* Task instructions *
Using the listing below, extract each line that has the word "pœna" in it.

(Collection entries)
- - -
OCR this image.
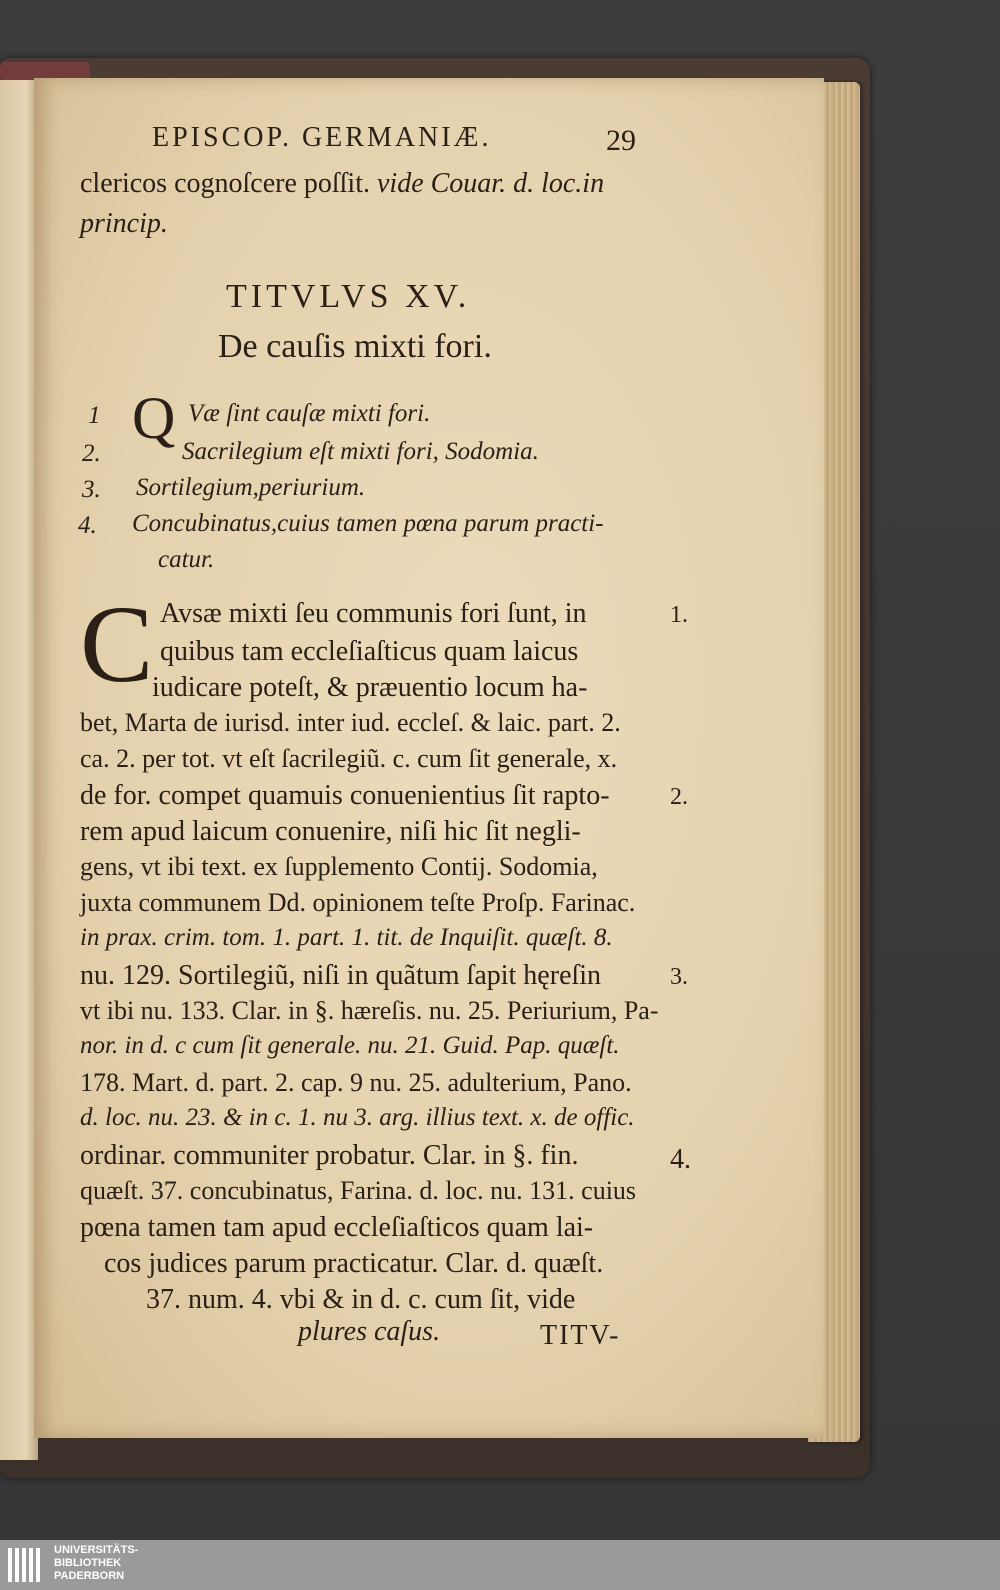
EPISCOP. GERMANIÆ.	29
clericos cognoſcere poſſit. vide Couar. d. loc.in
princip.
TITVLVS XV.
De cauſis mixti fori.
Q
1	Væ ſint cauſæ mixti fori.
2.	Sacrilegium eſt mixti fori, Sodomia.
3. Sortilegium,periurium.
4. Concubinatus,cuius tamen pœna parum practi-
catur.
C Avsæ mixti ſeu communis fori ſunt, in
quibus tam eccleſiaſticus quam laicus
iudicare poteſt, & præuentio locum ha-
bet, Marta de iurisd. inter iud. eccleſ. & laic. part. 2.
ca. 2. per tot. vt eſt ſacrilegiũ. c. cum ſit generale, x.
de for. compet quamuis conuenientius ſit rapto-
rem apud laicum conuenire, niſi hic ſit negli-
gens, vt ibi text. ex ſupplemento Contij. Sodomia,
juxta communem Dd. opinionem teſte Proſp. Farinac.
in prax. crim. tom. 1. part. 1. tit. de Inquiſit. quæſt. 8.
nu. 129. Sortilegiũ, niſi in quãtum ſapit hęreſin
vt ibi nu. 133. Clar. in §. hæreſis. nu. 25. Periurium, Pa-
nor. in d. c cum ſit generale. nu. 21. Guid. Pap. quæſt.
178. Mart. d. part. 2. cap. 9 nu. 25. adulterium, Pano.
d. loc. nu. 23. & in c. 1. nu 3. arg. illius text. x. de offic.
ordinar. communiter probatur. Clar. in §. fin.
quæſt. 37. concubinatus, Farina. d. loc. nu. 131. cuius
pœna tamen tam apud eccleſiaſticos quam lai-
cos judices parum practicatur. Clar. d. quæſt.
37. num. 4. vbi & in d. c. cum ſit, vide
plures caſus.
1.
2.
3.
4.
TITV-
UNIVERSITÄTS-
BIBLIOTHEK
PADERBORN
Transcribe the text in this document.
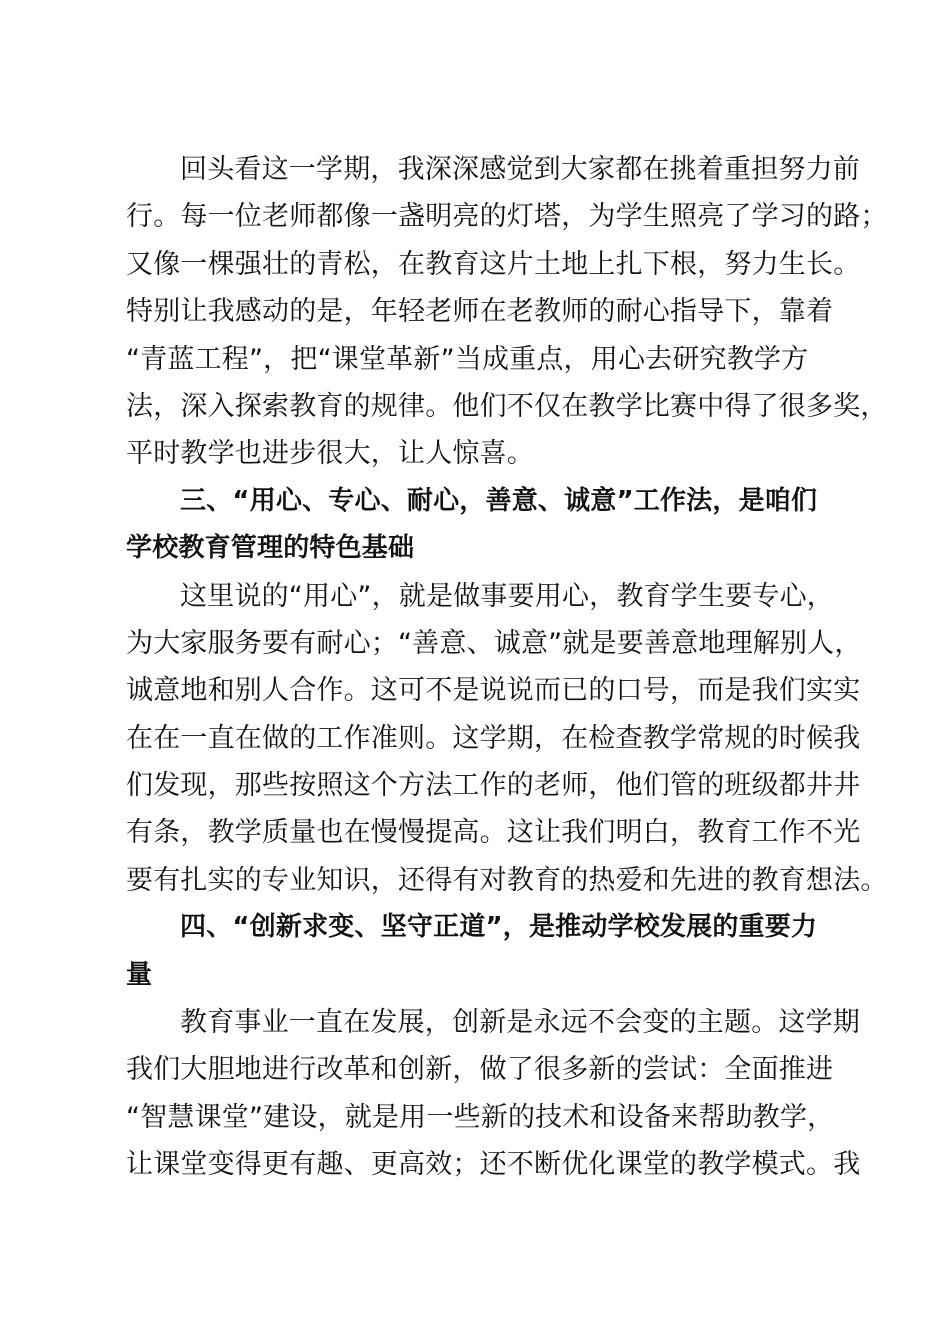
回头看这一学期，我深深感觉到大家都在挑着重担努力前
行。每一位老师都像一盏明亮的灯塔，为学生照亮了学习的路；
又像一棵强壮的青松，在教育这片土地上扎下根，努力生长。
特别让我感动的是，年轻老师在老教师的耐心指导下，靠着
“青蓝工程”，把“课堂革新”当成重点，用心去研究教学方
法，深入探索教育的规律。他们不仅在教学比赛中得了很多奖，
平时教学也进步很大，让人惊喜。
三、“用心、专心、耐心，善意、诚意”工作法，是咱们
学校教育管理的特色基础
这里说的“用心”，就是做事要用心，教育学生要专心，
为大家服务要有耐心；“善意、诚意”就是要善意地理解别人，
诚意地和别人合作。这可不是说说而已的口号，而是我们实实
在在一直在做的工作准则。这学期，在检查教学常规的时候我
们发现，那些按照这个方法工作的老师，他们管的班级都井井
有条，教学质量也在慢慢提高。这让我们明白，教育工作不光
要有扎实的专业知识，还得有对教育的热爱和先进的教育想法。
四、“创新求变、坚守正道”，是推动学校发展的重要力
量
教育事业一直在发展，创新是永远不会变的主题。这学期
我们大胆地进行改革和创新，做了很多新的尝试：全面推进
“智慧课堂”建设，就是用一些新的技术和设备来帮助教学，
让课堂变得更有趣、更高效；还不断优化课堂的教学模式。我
- - -
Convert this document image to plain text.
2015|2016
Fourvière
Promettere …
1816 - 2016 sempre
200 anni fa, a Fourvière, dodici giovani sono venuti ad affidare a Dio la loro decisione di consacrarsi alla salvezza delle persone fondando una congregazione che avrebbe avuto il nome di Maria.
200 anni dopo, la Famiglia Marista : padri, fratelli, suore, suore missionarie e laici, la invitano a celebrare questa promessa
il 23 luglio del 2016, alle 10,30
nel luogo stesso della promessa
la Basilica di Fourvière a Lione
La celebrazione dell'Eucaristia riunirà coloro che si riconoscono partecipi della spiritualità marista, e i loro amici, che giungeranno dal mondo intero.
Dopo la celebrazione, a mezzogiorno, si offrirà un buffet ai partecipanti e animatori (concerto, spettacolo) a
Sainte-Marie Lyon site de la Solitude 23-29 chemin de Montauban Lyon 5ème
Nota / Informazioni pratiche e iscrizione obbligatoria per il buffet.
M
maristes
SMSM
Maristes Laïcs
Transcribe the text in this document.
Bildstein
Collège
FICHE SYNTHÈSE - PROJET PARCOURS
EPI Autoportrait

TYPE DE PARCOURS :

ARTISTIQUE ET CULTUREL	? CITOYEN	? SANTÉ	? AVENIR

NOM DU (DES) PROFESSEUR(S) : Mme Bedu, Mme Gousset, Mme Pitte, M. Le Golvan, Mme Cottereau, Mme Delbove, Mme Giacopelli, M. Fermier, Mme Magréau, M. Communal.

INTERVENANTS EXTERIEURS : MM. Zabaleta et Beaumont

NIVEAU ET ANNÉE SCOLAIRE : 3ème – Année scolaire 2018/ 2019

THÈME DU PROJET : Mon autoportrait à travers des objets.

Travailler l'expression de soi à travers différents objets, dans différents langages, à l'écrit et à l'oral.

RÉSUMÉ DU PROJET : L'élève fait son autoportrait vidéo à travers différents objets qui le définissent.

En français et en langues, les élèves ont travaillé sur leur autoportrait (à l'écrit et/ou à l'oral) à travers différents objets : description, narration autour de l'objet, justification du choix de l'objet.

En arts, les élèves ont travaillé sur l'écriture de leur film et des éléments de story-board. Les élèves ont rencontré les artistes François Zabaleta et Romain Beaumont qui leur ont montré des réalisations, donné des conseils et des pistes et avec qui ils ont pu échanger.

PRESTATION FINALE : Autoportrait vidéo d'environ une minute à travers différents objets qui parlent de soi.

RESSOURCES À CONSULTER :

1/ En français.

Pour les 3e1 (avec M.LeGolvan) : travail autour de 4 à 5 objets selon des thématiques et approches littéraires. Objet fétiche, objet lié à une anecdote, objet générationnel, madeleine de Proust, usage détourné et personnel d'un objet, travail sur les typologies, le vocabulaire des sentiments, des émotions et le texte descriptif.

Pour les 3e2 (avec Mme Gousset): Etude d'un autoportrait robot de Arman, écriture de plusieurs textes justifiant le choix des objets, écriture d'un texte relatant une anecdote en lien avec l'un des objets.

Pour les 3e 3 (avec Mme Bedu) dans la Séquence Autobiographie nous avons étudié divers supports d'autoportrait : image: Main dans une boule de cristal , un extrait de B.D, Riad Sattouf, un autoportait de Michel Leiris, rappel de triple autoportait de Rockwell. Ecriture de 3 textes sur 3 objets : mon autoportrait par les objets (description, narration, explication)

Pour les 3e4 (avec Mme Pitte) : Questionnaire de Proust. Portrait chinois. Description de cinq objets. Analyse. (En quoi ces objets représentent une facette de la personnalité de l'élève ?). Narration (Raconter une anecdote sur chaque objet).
- - -
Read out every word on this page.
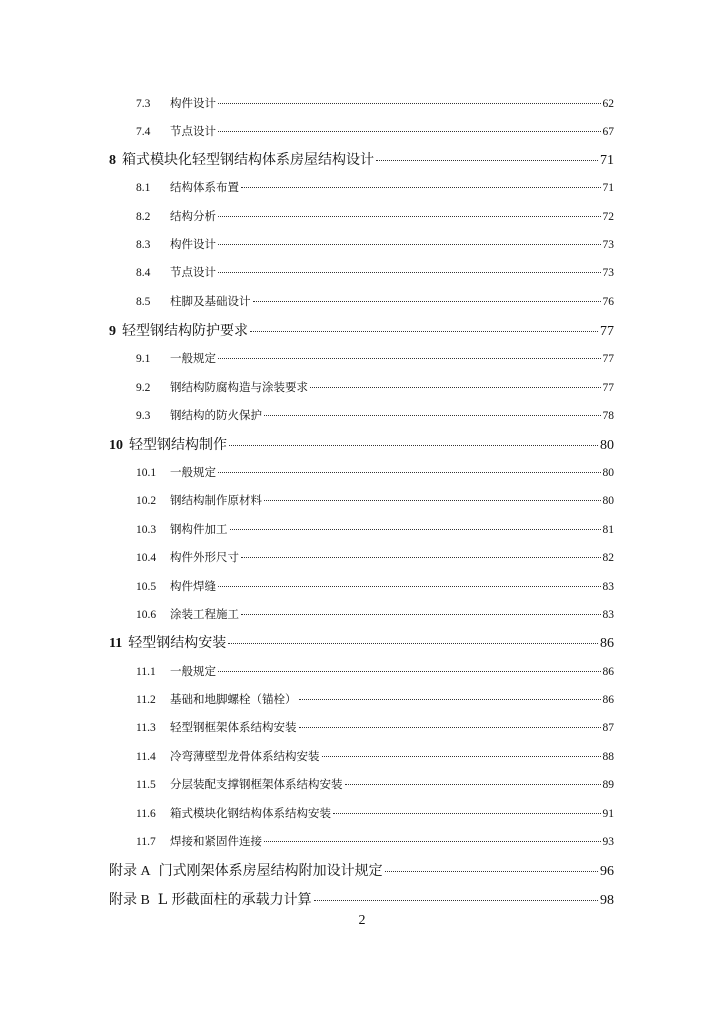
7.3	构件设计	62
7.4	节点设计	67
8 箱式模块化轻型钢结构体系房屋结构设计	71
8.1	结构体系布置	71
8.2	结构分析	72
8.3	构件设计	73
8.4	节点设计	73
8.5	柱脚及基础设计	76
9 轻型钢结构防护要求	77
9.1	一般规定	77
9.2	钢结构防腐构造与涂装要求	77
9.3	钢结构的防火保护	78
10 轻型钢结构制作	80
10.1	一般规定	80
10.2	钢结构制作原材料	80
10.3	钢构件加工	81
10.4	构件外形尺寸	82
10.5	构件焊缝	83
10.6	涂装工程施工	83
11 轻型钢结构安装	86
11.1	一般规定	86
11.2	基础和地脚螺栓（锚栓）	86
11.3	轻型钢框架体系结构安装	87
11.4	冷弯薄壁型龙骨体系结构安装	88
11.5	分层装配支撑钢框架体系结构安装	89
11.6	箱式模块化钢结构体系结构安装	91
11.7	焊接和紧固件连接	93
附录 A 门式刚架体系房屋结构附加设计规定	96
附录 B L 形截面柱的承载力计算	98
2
- - -
* Solved problem *
4. Concubinatus,cuius tamen pœna parum practi-
pœna tamen tam apud eccleſiaſticos quam lai-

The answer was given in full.